- _TASK OBJECTIVE_
Write out the full listing again, exactly as it stands.

- _SUPPLIED RECORDS_
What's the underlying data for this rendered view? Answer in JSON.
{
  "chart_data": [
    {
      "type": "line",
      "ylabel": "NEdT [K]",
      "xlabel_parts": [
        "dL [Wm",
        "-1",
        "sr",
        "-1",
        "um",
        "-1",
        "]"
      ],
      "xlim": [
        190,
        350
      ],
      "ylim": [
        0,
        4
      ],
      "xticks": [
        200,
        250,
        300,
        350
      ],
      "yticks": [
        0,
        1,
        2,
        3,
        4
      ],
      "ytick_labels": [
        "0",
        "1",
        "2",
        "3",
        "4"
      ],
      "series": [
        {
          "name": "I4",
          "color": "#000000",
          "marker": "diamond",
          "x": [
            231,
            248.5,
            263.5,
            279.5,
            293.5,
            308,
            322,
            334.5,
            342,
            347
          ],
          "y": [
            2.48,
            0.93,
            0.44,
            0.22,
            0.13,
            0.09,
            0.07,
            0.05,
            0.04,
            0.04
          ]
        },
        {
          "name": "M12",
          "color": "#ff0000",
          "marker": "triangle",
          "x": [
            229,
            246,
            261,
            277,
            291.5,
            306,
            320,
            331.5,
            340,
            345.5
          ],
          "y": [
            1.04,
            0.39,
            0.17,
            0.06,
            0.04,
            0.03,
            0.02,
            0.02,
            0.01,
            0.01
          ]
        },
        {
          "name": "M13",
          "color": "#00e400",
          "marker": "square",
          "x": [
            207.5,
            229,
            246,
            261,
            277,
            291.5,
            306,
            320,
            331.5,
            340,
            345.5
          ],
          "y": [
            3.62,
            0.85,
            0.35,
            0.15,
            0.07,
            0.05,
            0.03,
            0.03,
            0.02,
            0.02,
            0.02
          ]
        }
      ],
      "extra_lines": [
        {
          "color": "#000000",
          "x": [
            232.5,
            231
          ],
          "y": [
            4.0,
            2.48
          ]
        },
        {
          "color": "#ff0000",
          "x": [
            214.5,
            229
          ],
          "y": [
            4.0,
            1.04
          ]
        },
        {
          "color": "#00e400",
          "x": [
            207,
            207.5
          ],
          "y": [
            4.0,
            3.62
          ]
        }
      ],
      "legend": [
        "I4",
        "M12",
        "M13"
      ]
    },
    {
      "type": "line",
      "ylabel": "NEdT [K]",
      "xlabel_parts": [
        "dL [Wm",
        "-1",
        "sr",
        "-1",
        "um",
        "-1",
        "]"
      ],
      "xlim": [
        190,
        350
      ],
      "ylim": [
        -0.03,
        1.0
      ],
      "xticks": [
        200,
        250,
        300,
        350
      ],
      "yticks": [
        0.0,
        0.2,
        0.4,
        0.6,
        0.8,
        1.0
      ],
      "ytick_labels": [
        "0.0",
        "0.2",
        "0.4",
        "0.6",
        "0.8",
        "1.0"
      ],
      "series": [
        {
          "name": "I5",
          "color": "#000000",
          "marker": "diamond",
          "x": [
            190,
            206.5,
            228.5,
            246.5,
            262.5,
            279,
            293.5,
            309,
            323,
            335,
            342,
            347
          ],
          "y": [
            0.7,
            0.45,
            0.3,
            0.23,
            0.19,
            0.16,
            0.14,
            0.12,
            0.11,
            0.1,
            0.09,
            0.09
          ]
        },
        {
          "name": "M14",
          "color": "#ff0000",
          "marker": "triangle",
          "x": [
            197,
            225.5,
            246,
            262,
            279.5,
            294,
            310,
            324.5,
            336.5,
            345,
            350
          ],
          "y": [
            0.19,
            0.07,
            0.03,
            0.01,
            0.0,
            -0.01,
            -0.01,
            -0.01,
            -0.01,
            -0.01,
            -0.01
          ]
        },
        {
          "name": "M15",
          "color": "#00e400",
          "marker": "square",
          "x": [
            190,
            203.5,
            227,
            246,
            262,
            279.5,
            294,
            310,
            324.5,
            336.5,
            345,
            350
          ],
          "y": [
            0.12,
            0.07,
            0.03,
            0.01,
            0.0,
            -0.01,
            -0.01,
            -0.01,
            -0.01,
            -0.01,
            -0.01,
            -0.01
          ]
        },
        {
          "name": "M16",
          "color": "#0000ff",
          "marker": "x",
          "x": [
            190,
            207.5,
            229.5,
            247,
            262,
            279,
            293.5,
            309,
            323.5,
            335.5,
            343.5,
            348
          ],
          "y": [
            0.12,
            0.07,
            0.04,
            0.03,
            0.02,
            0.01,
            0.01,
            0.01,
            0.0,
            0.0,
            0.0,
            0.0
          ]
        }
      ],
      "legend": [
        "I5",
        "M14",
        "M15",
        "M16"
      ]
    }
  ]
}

- _TASK SOLUTION_
What's the underlying data for this rendered view? Answer in JSON.
{
  "chart_data": [
    {
      "type": "line",
      "ylabel": "NEdT [K]",
      "xlabel_parts": [
        "dL [Wm",
        "-1",
        "sr",
        "-1",
        "um",
        "-1",
        "]"
      ],
      "xlim": [
        190,
        350
      ],
      "ylim": [
        0,
        4
      ],
      "xticks": [
        200,
        250,
        300,
        350
      ],
      "yticks": [
        0,
        1,
        2,
        3,
        4
      ],
      "ytick_labels": [
        "0",
        "1",
        "2",
        "3",
        "4"
      ],
      "series": [
        {
          "name": "I4",
          "color": "#000000",
          "marker": "diamond",
          "x": [
            231,
            248.5,
            263.5,
            279.5,
            293.5,
            308,
            322,
            334.5,
            342,
            347
          ],
          "y": [
            2.48,
            0.93,
            0.44,
            0.22,
            0.13,
            0.09,
            0.07,
            0.05,
            0.04,
            0.04
          ]
        },
        {
          "name": "M12",
          "color": "#ff0000",
          "marker": "triangle",
          "x": [
            229,
            246,
            261,
            277,
            291.5,
            306,
            320,
            331.5,
            340,
            345.5
          ],
          "y": [
            1.04,
            0.39,
            0.17,
            0.06,
            0.04,
            0.03,
            0.02,
            0.02,
            0.01,
            0.01
          ]
        },
        {
          "name": "M13",
          "color": "#00e400",
          "marker": "square",
          "x": [
            207.5,
            229,
            246,
            261,
            277,
            291.5,
            306,
            320,
            331.5,
            340,
            345.5
          ],
          "y": [
            3.62,
            0.85,
            0.35,
            0.15,
            0.07,
            0.05,
            0.03,
            0.03,
            0.02,
            0.02,
            0.02
          ]
        }
      ],
      "extra_lines": [
        {
          "color": "#000000",
          "x": [
            232.5,
            231
          ],
          "y": [
            4.0,
            2.48
          ]
        },
        {
          "color": "#ff0000",
          "x": [
            214.5,
            229
          ],
          "y": [
            4.0,
            1.04
          ]
        },
        {
          "color": "#00e400",
          "x": [
            207,
            207.5
          ],
          "y": [
            4.0,
            3.62
          ]
        }
      ],
      "legend": [
        "I4",
        "M12",
        "M13"
      ]
    },
    {
      "type": "line",
      "ylabel": "NEdT [K]",
      "xlabel_parts": [
        "dL [Wm",
        "-1",
        "sr",
        "-1",
        "um",
        "-1",
        "]"
      ],
      "xlim": [
        190,
        350
      ],
      "ylim": [
        -0.03,
        1.0
      ],
      "xticks": [
        200,
        250,
        300,
        350
      ],
      "yticks": [
        0.0,
        0.2,
        0.4,
        0.6,
        0.8,
        1.0
      ],
      "ytick_labels": [
        "0.0",
        "0.2",
        "0.4",
        "0.6",
        "0.8",
        "1.0"
      ],
      "series": [
        {
          "name": "I5",
          "color": "#000000",
          "marker": "diamond",
          "x": [
            190,
            206.5,
            228.5,
            246.5,
            262.5,
            279,
            293.5,
            309,
            323,
            335,
            342,
            347
          ],
          "y": [
            0.7,
            0.45,
            0.3,
            0.23,
            0.19,
            0.16,
            0.14,
            0.12,
            0.11,
            0.1,
            0.09,
            0.09
          ]
        },
        {
          "name": "M14",
          "color": "#ff0000",
          "marker": "triangle",
          "x": [
            197,
            225.5,
            246,
            262,
            279.5,
            294,
            310,
            324.5,
            336.5,
            345,
            350
          ],
          "y": [
            0.19,
            0.07,
            0.03,
            0.01,
            0.0,
            -0.01,
            -0.01,
            -0.01,
            -0.01,
            -0.01,
            -0.01
          ]
        },
        {
          "name": "M15",
          "color": "#00e400",
          "marker": "square",
          "x": [
            190,
            203.5,
            227,
            246,
            262,
            279.5,
            294,
            310,
            324.5,
            336.5,
            345,
            350
          ],
          "y": [
            0.12,
            0.07,
            0.03,
            0.01,
            0.0,
            -0.01,
            -0.01,
            -0.01,
            -0.01,
            -0.01,
            -0.01,
            -0.01
          ]
        },
        {
          "name": "M16",
          "color": "#0000ff",
          "marker": "x",
          "x": [
            190,
            207.5,
            229.5,
            247,
            262,
            279,
            293.5,
            309,
            323.5,
            335.5,
            343.5,
            348
          ],
          "y": [
            0.12,
            0.07,
            0.04,
            0.03,
            0.02,
            0.01,
            0.01,
            0.01,
            0.0,
            0.0,
            0.0,
            0.0
          ]
        }
      ],
      "legend": [
        "I5",
        "M14",
        "M15",
        "M16"
      ]
    }
  ]
}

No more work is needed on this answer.